## [THE EXERCISE]
Check each line of the material below, and copy it if it holds the string "title".

## [MATERIAL]
+-------+

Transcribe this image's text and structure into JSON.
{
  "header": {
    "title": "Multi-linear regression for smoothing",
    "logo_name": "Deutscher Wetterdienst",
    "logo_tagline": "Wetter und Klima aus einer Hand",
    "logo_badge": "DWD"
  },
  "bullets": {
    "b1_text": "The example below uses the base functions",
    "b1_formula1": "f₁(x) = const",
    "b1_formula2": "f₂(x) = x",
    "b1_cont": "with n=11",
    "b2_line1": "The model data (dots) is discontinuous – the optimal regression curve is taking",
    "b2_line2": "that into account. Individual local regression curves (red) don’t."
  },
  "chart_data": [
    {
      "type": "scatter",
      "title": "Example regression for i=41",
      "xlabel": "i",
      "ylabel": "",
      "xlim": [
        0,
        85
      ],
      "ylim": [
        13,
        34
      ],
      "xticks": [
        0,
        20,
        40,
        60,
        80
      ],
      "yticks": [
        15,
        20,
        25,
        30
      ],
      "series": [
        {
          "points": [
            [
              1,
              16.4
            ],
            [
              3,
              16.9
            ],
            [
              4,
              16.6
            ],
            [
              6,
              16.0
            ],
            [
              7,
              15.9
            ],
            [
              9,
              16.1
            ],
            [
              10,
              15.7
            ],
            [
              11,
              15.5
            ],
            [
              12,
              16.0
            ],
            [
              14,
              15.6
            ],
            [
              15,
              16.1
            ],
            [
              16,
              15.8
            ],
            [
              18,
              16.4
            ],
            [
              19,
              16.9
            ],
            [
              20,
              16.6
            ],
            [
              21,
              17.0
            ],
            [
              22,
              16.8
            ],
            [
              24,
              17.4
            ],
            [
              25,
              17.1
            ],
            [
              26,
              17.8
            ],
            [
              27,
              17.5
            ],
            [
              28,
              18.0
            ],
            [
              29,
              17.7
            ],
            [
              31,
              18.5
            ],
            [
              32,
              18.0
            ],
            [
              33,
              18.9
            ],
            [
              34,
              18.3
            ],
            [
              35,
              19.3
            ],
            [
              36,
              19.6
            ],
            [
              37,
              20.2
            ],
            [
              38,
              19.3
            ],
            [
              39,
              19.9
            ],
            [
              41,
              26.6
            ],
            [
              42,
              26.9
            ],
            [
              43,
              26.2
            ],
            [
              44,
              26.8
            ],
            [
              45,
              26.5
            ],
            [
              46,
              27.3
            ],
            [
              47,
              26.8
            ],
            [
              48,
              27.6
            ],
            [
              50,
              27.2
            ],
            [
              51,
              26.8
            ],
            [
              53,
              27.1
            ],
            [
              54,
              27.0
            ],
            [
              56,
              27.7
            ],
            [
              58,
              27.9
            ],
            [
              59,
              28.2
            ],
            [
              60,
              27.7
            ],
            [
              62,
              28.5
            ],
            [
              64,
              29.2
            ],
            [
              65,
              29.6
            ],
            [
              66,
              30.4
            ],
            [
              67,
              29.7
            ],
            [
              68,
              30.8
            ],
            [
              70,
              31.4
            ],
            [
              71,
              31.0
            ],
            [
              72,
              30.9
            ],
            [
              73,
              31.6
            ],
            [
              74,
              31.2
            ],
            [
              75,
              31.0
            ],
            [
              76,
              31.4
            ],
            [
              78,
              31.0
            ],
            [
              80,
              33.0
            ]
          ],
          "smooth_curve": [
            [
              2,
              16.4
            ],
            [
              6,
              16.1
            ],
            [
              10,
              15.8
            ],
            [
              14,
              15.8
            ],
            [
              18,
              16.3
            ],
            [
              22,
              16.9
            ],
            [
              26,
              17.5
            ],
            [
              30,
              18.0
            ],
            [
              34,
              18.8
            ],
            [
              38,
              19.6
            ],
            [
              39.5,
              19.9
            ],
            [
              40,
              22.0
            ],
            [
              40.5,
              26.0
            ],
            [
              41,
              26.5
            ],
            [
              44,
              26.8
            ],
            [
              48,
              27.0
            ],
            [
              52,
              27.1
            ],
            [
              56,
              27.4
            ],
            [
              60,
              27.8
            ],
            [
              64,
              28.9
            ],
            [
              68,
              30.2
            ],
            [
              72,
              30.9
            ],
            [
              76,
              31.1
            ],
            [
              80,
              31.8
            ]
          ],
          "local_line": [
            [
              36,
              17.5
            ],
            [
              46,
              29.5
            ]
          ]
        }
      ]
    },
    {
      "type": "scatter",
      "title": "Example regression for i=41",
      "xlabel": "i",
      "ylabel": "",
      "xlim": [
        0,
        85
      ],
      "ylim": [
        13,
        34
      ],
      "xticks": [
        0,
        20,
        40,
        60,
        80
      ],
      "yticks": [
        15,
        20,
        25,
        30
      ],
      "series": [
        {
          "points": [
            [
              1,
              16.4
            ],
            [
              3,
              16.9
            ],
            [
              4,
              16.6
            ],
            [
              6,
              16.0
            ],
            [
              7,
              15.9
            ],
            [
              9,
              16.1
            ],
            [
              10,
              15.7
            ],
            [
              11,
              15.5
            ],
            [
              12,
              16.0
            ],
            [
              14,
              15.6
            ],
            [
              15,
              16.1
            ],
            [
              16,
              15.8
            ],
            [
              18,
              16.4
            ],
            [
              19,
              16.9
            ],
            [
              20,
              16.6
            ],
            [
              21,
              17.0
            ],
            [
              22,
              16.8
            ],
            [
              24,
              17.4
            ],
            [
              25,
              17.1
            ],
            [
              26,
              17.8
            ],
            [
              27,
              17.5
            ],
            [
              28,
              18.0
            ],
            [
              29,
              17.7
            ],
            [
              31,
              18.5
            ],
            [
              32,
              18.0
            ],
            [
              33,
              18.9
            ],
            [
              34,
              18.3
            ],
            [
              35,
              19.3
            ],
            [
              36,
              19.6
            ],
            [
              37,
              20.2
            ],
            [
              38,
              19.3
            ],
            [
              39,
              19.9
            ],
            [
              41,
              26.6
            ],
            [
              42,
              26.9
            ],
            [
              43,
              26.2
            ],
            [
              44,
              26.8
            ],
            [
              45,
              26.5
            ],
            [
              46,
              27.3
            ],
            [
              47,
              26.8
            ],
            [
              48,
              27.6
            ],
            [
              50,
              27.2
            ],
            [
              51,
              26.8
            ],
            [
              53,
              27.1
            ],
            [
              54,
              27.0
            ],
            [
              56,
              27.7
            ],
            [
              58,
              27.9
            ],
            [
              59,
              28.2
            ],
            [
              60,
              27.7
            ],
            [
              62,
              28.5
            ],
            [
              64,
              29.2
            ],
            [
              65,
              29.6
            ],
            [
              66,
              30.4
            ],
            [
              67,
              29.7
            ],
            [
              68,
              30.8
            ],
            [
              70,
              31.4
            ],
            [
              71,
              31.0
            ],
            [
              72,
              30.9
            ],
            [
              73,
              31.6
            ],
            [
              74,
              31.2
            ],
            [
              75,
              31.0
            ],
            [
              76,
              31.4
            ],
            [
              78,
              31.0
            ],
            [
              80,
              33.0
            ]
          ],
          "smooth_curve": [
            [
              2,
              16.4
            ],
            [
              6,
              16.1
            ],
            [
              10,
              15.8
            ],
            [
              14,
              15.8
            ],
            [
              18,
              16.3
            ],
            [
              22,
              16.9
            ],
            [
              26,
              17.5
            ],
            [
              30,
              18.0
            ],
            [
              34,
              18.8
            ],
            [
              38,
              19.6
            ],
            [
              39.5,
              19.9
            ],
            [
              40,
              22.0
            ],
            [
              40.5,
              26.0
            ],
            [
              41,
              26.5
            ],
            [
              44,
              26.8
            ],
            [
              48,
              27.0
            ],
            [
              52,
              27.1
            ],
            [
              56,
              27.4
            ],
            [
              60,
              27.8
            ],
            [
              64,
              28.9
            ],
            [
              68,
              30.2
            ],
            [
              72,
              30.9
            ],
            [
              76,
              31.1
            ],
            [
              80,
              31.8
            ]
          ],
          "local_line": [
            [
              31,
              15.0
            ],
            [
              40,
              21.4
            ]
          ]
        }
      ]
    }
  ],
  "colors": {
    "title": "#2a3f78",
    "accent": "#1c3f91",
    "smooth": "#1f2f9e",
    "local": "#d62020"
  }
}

+-------+

## [TASK ANSWER]
    "title": "Multi-linear regression for smoothing",
      "title": "Example regression for i=41",
      "title": "Example regression for i=41",
    "title": "#2a3f78",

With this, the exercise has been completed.